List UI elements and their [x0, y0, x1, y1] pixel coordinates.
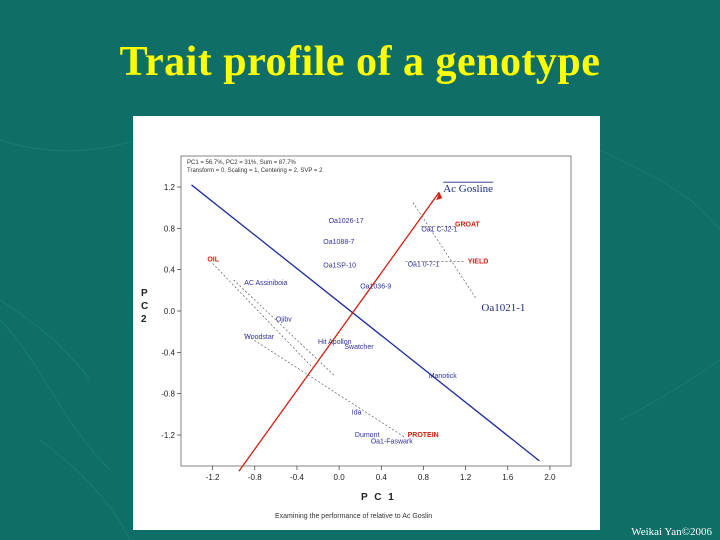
genotype-label: Oa1021-1 — [481, 302, 525, 314]
y-tick-label: -1.2 — [161, 431, 175, 440]
x-tick-label: 0.0 — [334, 473, 346, 482]
genotype-label: Swatcher — [344, 344, 374, 351]
genotype-label: AC Assiniboia — [244, 280, 287, 287]
x-tick-label: 1.6 — [502, 473, 514, 482]
svg-text:P: P — [141, 288, 150, 299]
biplot-panel: PC1 = 56.7%, PC2 = 31%, Sum = 87.7% Tran… — [133, 116, 600, 530]
x-tick-label: 0.8 — [418, 473, 430, 482]
trait-axis-arrowhead — [436, 192, 443, 201]
trait-label: YIELD — [468, 258, 489, 265]
x-axis-title: P C 1 — [361, 492, 396, 503]
point-labels: Oa1026-17 Oa1088-7 Oa1SP-10 AC Assiniboia Oa… — [207, 181, 525, 445]
y-tick-label: 0.4 — [164, 266, 176, 275]
projection-line — [212, 263, 313, 369]
genotype-label: Oa1 C-J2-1 — [421, 226, 457, 233]
genotype-label: Oa1036-9 — [360, 283, 391, 290]
chart-info-line2: Transform = 0, Scaling = 1, Centering = … — [187, 168, 323, 174]
trait-label: PROTEIN — [408, 432, 439, 439]
copyright-text: Weikai Yan©2006 — [631, 526, 712, 538]
genotype-label: Woodstar — [244, 334, 274, 341]
genotype-label: Hit Apollon — [318, 339, 352, 346]
genotype-label: Oa1088-7 — [323, 239, 354, 246]
genotype-label: Dumont — [355, 432, 380, 439]
svg-text:2: 2 — [141, 314, 149, 325]
y-axis-title: P C 2 — [141, 288, 150, 325]
y-tick-label: -0.8 — [161, 390, 175, 399]
genotype-label: Ojibv — [276, 316, 292, 323]
x-tick-label: 0.4 — [376, 473, 388, 482]
x-tick-label: -0.4 — [290, 473, 304, 482]
trait-axis-line — [238, 191, 440, 472]
y-tick-label: 0.0 — [164, 307, 176, 316]
trait-label: OIL — [207, 256, 219, 263]
genotype-label: Oa1 0-7-1 — [408, 262, 440, 269]
slide-title: Trait profile of a genotype — [119, 39, 601, 85]
trait-label: GROAT — [455, 221, 480, 228]
ggebiplot-chart: PC1 = 56.7%, PC2 = 31%, Sum = 87.7% Tran… — [141, 155, 572, 520]
x-tick-label: 1.2 — [460, 473, 472, 482]
genotype-label: Manotick — [429, 373, 458, 380]
reference-genotype-label: Ac Gosline — [443, 183, 493, 195]
genotype-label: Oa1026-17 — [329, 218, 364, 225]
y-tick-label: 1.2 — [164, 183, 176, 192]
chart-info-line1: PC1 = 56.7%, PC2 = 31%, Sum = 87.7% — [187, 160, 297, 166]
projection-line — [412, 202, 477, 299]
genotype-label: Oa1-Faswark — [371, 438, 414, 445]
projection-line — [233, 279, 335, 376]
genotype-label: Oa1SP-10 — [323, 263, 356, 270]
x-tick-label: 2.0 — [544, 473, 556, 482]
x-tick-label: -1.2 — [206, 473, 220, 482]
x-tick-label: -0.8 — [248, 473, 262, 482]
chart-caption: Examining the performance of relative to… — [275, 513, 432, 520]
axis-lines — [191, 184, 540, 472]
genotype-axis-line — [191, 184, 540, 462]
y-tick-label: 0.8 — [164, 224, 176, 233]
axis-ticks: -1.2 -0.8 -0.4 0.0 0.4 0.8 1.2 1.6 2.0 1.2 0.8 0.4 0… — [161, 183, 556, 482]
svg-text:C: C — [141, 301, 150, 312]
y-tick-label: -0.4 — [161, 348, 175, 357]
projection-line — [244, 333, 405, 438]
genotype-label: Ida — [352, 409, 362, 416]
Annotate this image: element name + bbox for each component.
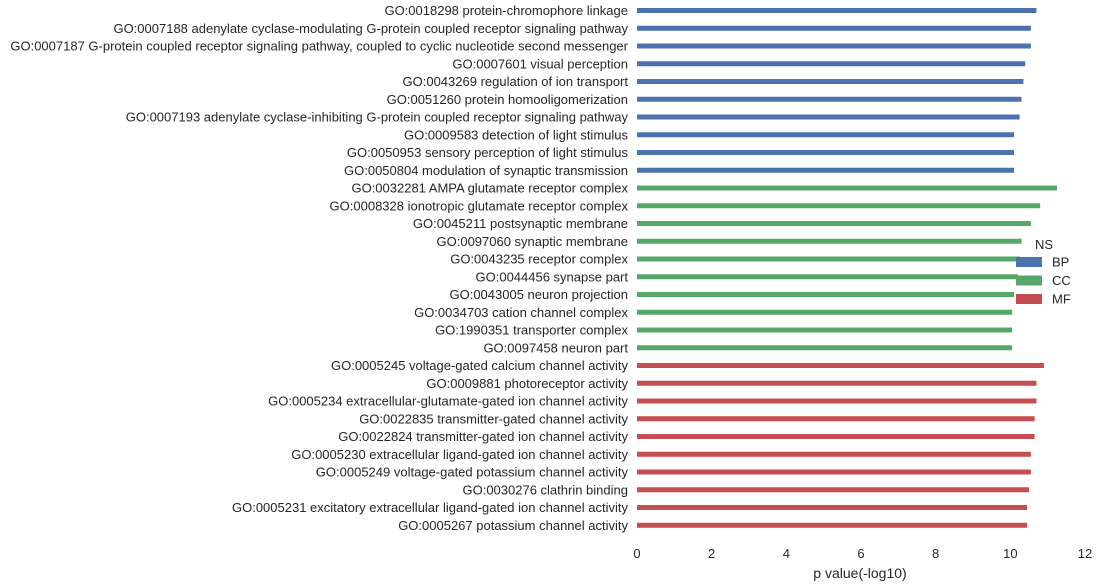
bar — [637, 363, 1044, 368]
bar — [637, 505, 1028, 510]
x-axis-title: p value(-log10) — [813, 565, 906, 581]
category-label: GO:0050804 modulation of synaptic transm… — [344, 163, 628, 178]
bar — [637, 167, 1015, 173]
category-label: GO:0043005 neuron projection — [449, 287, 628, 302]
legend-swatch — [1016, 294, 1042, 304]
category-label: GO:0018298 protein-chromophore linkage — [384, 3, 628, 18]
bar — [637, 416, 1035, 422]
category-label: GO:0005231 excitatory extracellular liga… — [232, 500, 629, 515]
category-label: GO:0007601 visual perception — [452, 56, 628, 71]
bar — [637, 185, 1057, 191]
legend-title: NS — [1035, 237, 1053, 252]
category-label: GO:1990351 transporter complex — [435, 323, 628, 338]
bars-layer — [637, 8, 1057, 528]
category-label: GO:0043269 regulation of ion transport — [403, 74, 629, 89]
category-label: GO:0007188 adenylate cyclase-modulating … — [113, 21, 628, 36]
bar — [637, 522, 1028, 528]
legend-label: BP — [1052, 255, 1069, 270]
category-label: GO:0022824 transmitter-gated ion channel… — [338, 429, 628, 444]
category-label: GO:0043235 receptor complex — [450, 252, 628, 267]
bar — [637, 309, 1013, 315]
category-labels: GO:0018298 protein-chromophore linkage GO… — [10, 3, 628, 533]
bar — [637, 398, 1037, 404]
category-label: GO:0005245 voltage-gated calcium channel… — [331, 358, 629, 373]
category-label: GO:0032281 AMPA glutamate receptor compl… — [351, 181, 628, 196]
x-tick-label: 10 — [1003, 546, 1017, 561]
bar — [637, 238, 1022, 244]
legend-swatch — [1016, 275, 1042, 286]
category-label: GO:0005234 extracellular-glutamate-gated… — [268, 394, 628, 409]
bar — [637, 469, 1031, 475]
category-label: GO:0005267 potassium channel activity — [398, 518, 628, 533]
x-tick-label: 8 — [932, 546, 939, 561]
bar — [637, 150, 1015, 155]
category-label: GO:0022835 transmitter-gated channel act… — [359, 411, 628, 426]
bar — [637, 451, 1031, 457]
bar — [637, 96, 1022, 102]
category-label: GO:0007187 G-protein coupled receptor si… — [10, 39, 628, 54]
x-axis: 0 2 4 6 8 10 12 — [633, 546, 1092, 561]
legend-label: MF — [1052, 292, 1071, 307]
x-tick-label: 12 — [1078, 546, 1092, 561]
bar — [637, 8, 1037, 13]
bar — [637, 274, 1018, 280]
bar — [637, 203, 1041, 209]
bar — [637, 434, 1035, 439]
category-label: GO:0050953 sensory perception of light s… — [347, 145, 629, 160]
legend: NS BP CC MF — [1016, 237, 1071, 307]
category-label: GO:0009583 detection of light stimulus — [404, 127, 629, 142]
category-label: GO:0008328 ionotropic glutamate receptor… — [330, 198, 629, 213]
category-label: GO:0044456 synapse part — [476, 269, 629, 284]
bar — [637, 380, 1037, 386]
bar — [637, 132, 1015, 138]
bar — [637, 487, 1029, 493]
bar — [637, 256, 1020, 262]
category-label: GO:0097060 synaptic membrane — [437, 234, 629, 249]
bar — [637, 345, 1013, 351]
category-label: GO:0005249 voltage-gated potassium chann… — [316, 465, 629, 480]
bar — [637, 25, 1031, 31]
bar — [637, 43, 1031, 49]
category-label: GO:0007193 adenylate cyclase-inhibiting … — [126, 110, 629, 125]
legend-label: CC — [1052, 273, 1071, 288]
category-label: GO:0030276 clathrin binding — [462, 482, 628, 497]
category-label: GO:0034703 cation channel complex — [414, 305, 628, 320]
x-tick-label: 0 — [633, 546, 640, 561]
category-label: GO:0051260 protein homooligomerization — [387, 92, 628, 107]
bar — [637, 221, 1031, 226]
x-tick-label: 6 — [857, 546, 864, 561]
bar — [637, 327, 1013, 333]
category-label: GO:0097458 neuron part — [483, 340, 628, 355]
bar — [637, 292, 1015, 297]
bar — [637, 61, 1026, 67]
bar — [637, 114, 1020, 120]
bar — [637, 79, 1024, 84]
category-label: GO:0009881 photoreceptor activity — [426, 376, 628, 391]
category-label: GO:0045211 postsynaptic membrane — [413, 216, 628, 231]
legend-swatch — [1016, 257, 1042, 267]
category-label: GO:0005230 extracellular ligand-gated io… — [291, 447, 628, 462]
x-tick-label: 4 — [783, 546, 790, 561]
x-tick-label: 2 — [708, 546, 715, 561]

================

Check the records above and copy each line that has the string "neuron".

category-label: GO:0043005 neuron projection — [449, 287, 628, 302]
category-label: GO:0097458 neuron part — [483, 340, 628, 355]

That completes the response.